• _THE RECORDS_
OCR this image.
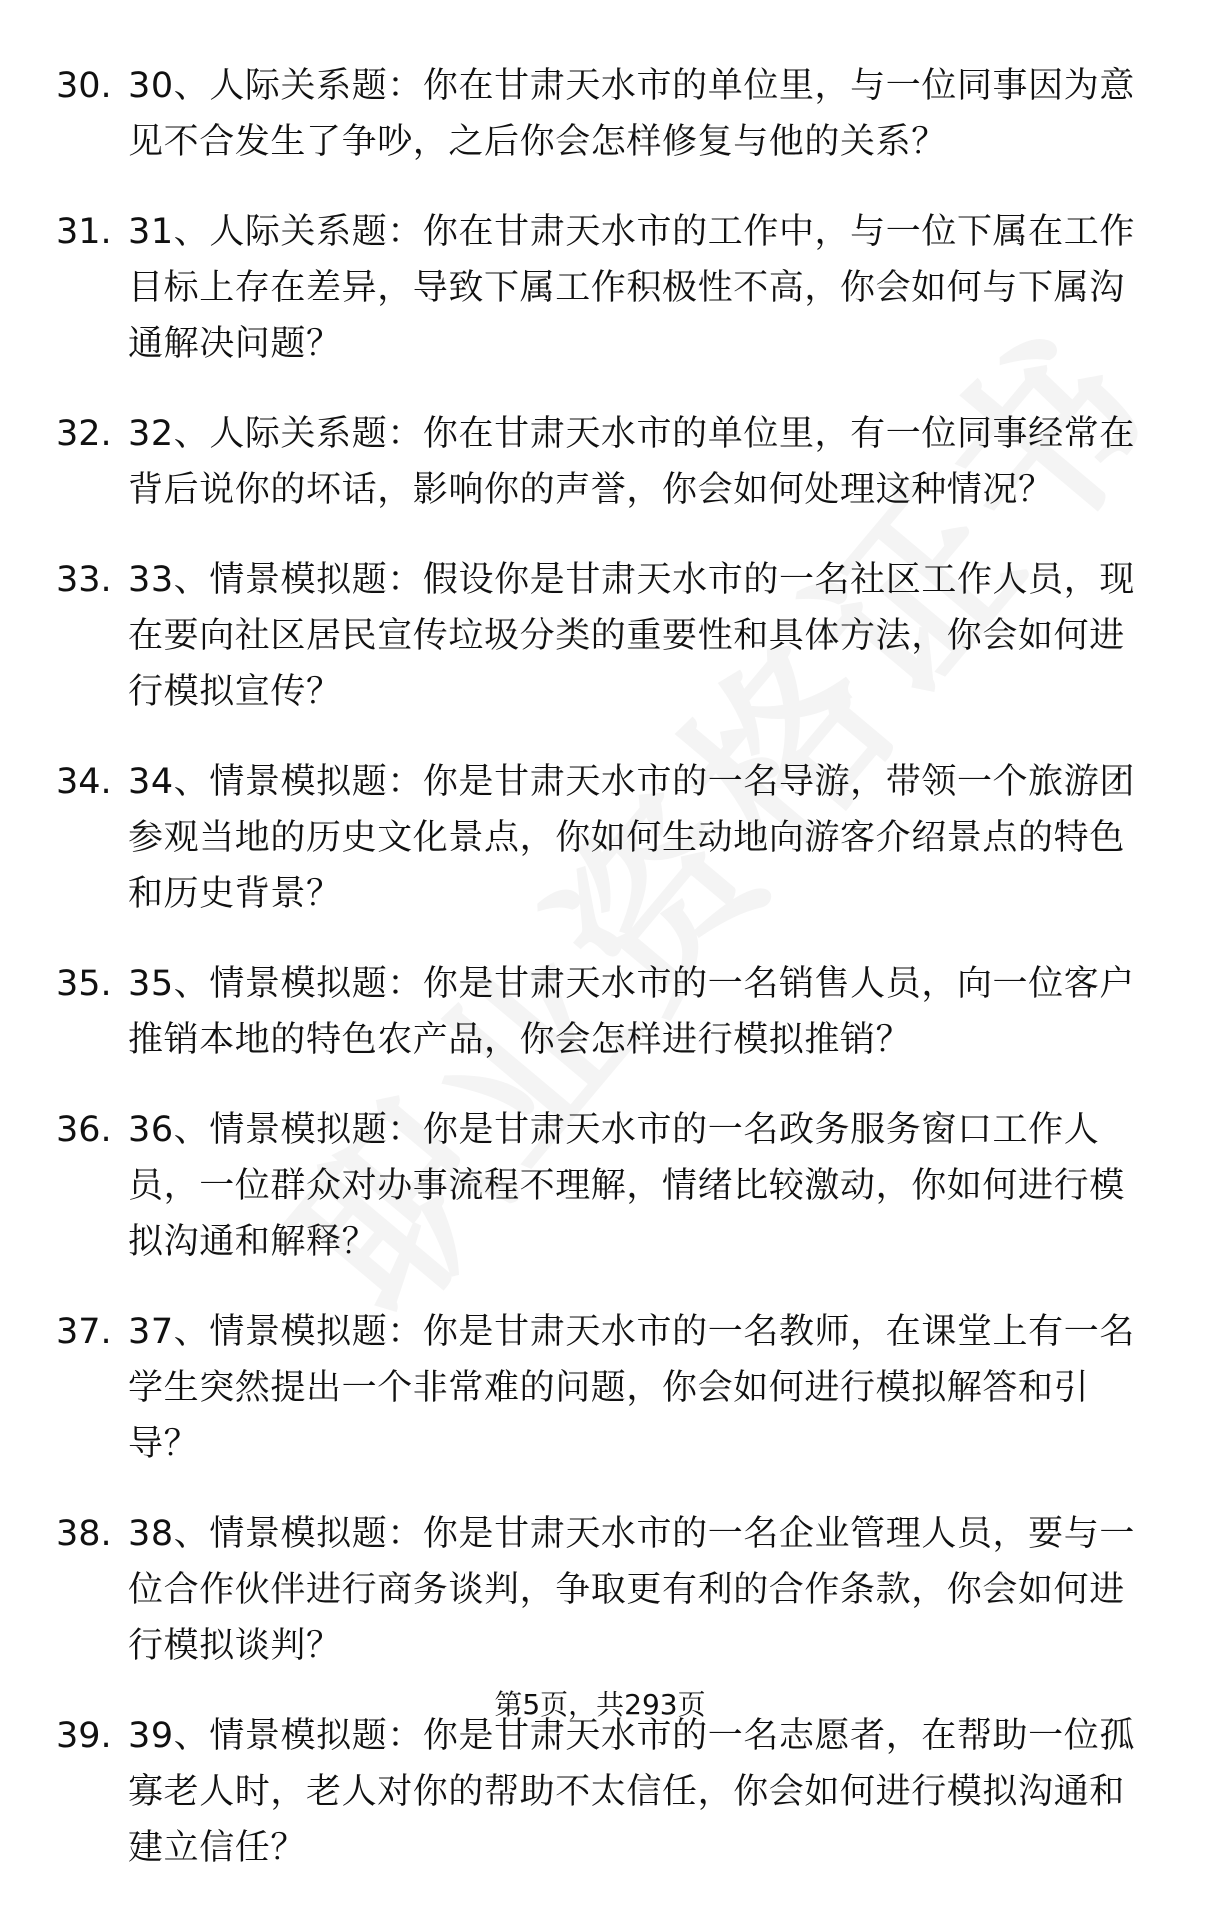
30. 30、人际关系题：你在甘肃天水市的单位里，与一位同事因为意见不合发生了争吵，之后你会怎样修复与他的关系？
31. 31、人际关系题：你在甘肃天水市的工作中，与一位下属在工作目标上存在差异，导致下属工作积极性不高，你会如何与下属沟通解决问题？
32. 32、人际关系题：你在甘肃天水市的单位里，有一位同事经常在背后说你的坏话，影响你的声誉，你会如何处理这种情况？
33. 33、情景模拟题：假设你是甘肃天水市的一名社区工作人员，现在要向社区居民宣传垃圾分类的重要性和具体方法，你会如何进行模拟宣传？
34. 34、情景模拟题：你是甘肃天水市的一名导游，带领一个旅游团参观当地的历史文化景点，你如何生动地向游客介绍景点的特色和历史背景？
35. 35、情景模拟题：你是甘肃天水市的一名销售人员，向一位客户推销本地的特色农产品，你会怎样进行模拟推销？
36. 36、情景模拟题：你是甘肃天水市的一名政务服务窗口工作人员，一位群众对办事流程不理解，情绪比较激动，你如何进行模拟沟通和解释？
37. 37、情景模拟题：你是甘肃天水市的一名教师，在课堂上有一名学生突然提出一个非常难的问题，你会如何进行模拟解答和引导？
38. 38、情景模拟题：你是甘肃天水市的一名企业管理人员，要与一位合作伙伴进行商务谈判，争取更有利的合作条款，你会如何进行模拟谈判？
39. 39、情景模拟题：你是甘肃天水市的一名志愿者，在帮助一位孤寡老人时，老人对你的帮助不太信任，你会如何进行模拟沟通和建立信任？
第5页，共293页
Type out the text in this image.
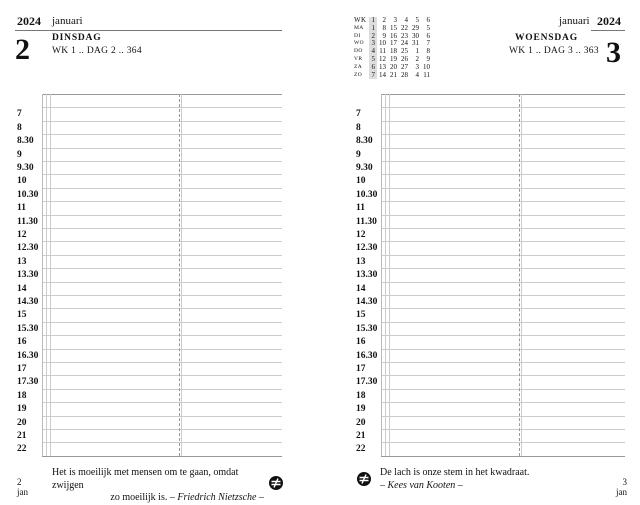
2024 januari
2 DINSDAG
WK 1 .. DAG 2 .. 364
7
8
8.30
9
9.30
10
10.30
11
11.30
12
12.30
13
13.30
14
14.30
15
15.30
16
16.30
17
17.30
18
19
20
21
22
Het is moeilijk met mensen om te gaan, omdat zwijgen
zo moeilijk is. – Friedrich Nietzsche –
2
jan
WK	1	2	3	4	5	6
MA	1	8	15	22	29	5
DI	2	9	16	23	30	6
WO	3	10	17	24	31	7
DO	4	11	18	25	1	8
VR	5	12	19	26	2	9
ZA	6	13	20	27	3	10
ZO	7	14	21	28	4	11
januari 2024
WOENSDAG
WK 1 .. DAG 3 .. 363 3
7
8
8.30
9
9.30
10
10.30
11
11.30
12
12.30
13
13.30
14
14.30
15
15.30
16
16.30
17
17.30
18
19
20
21
22
De lach is onze stem in het kwadraat.
– Kees van Kooten –	3
jan
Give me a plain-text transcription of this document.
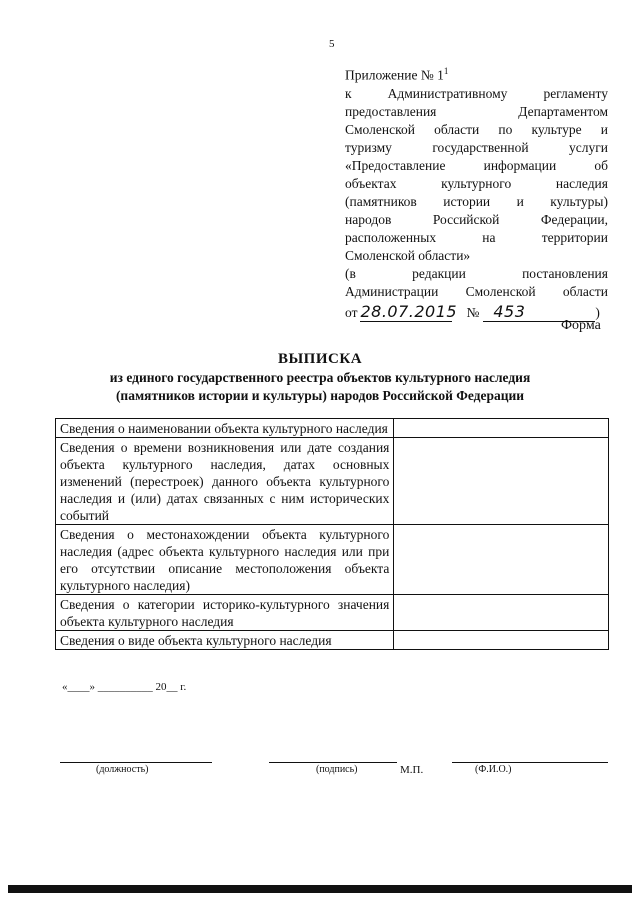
5
Приложение № $1^1$
к Административному регламенту
предоставления Департаментом
Смоленской области по культуре и
туризму государственной услуги
«Предоставление информации об
объектах культурного наследия
(памятников истории и культуры)
народов Российской Федерации,
расположенных на территории
Смоленской области»
(в редакции постановления
Администрации Смоленской области
от 28.07.2015 № 453	)
Форма
ВЫПИСКА
из единого государственного реестра объектов культурного наследия
(памятников истории и культуры) народов Российской Федерации
Сведения о наименовании объекта культурного наследия	
Сведения о времени возникновения или дате создания объекта культурного наследия, датах основных изменений (перестроек) данного объекта культурного наследия и (или) датах связанных с ним исторических событий	
Сведения о местонахождении объекта культурного наследия (адрес объекта культурного наследия или при его отсутствии описание местоположения объекта культурного наследия)	
Сведения о категории историко-культурного значения объекта культурного наследия	
Сведения о виде объекта культурного наследия	
«____» __________ 20__ г.
(должность)	(подпись)	М.П.	(Ф.И.О.)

• _TO BE DONE_
Write out the material above once more, exactly as it reads, with no pictures.

• _FINISHED EXERCISE_
OCR this image.
30. 30、人际关系题：你在甘肃天水市的单位里，与一位同事因为意见不合发生了争吵，之后你会怎样修复与他的关系？
31. 31、人际关系题：你在甘肃天水市的工作中，与一位下属在工作目标上存在差异，导致下属工作积极性不高，你会如何与下属沟通解决问题？
32. 32、人际关系题：你在甘肃天水市的单位里，有一位同事经常在背后说你的坏话，影响你的声誉，你会如何处理这种情况？
33. 33、情景模拟题：假设你是甘肃天水市的一名社区工作人员，现在要向社区居民宣传垃圾分类的重要性和具体方法，你会如何进行模拟宣传？
34. 34、情景模拟题：你是甘肃天水市的一名导游，带领一个旅游团参观当地的历史文化景点，你如何生动地向游客介绍景点的特色和历史背景？
35. 35、情景模拟题：你是甘肃天水市的一名销售人员，向一位客户推销本地的特色农产品，你会怎样进行模拟推销？
36. 36、情景模拟题：你是甘肃天水市的一名政务服务窗口工作人员，一位群众对办事流程不理解，情绪比较激动，你如何进行模拟沟通和解释？
37. 37、情景模拟题：你是甘肃天水市的一名教师，在课堂上有一名学生突然提出一个非常难的问题，你会如何进行模拟解答和引导？
38. 38、情景模拟题：你是甘肃天水市的一名企业管理人员，要与一位合作伙伴进行商务谈判，争取更有利的合作条款，你会如何进行模拟谈判？
39. 39、情景模拟题：你是甘肃天水市的一名志愿者，在帮助一位孤寡老人时，老人对你的帮助不太信任，你会如何进行模拟沟通和建立信任？
第5页，共293页
Type out the text in this image.
2024 januari
2 DINSDAG
WK 1 .. DAG 2 .. 364
7
8
8.30
9
9.30
10
10.30
11
11.30
12
12.30
13
13.30
14
14.30
15
15.30
16
16.30
17
17.30
18
19
20
21
22
Het is moeilijk met mensen om te gaan, omdat zwijgen
zo moeilijk is. – Friedrich Nietzsche –
2
jan
WK	1	2	3	4	5	6
MA	1	8	15	22	29	5
DI	2	9	16	23	30	6
WO	3	10	17	24	31	7
DO	4	11	18	25	1	8
VR	5	12	19	26	2	9
ZA	6	13	20	27	3	10
ZO	7	14	21	28	4	11
januari 2024
WOENSDAG
WK 1 .. DAG 3 .. 363 3
7
8
8.30
9
9.30
10
10.30
11
11.30
12
12.30
13
13.30
14
14.30
15
15.30
16
16.30
17
17.30
18
19
20
21
22
De lach is onze stem in het kwadraat.
– Kees van Kooten –	3
jan
Give me a plain-text transcription of this document.
5
Приложение № $1^1$
к Административному регламенту
предоставления Департаментом
Смоленской области по культуре и
туризму государственной услуги
«Предоставление информации об
объектах культурного наследия
(памятников истории и культуры)
народов Российской Федерации,
расположенных на территории
Смоленской области»
(в редакции постановления
Администрации Смоленской области
от 28.07.2015 № 453	)
Форма
ВЫПИСКА
из единого государственного реестра объектов культурного наследия
(памятников истории и культуры) народов Российской Федерации
Сведения о наименовании объекта культурного наследия	
Сведения о времени возникновения или дате создания объекта культурного наследия, датах основных изменений (перестроек) данного объекта культурного наследия и (или) датах связанных с ним исторических событий	
Сведения о местонахождении объекта культурного наследия (адрес объекта культурного наследия или при его отсутствии описание местоположения объекта культурного наследия)	
Сведения о категории историко-культурного значения объекта культурного наследия	
Сведения о виде объекта культурного наследия	
«____» __________ 20__ г.
(должность)	(подпись)	М.П.	(Ф.И.О.)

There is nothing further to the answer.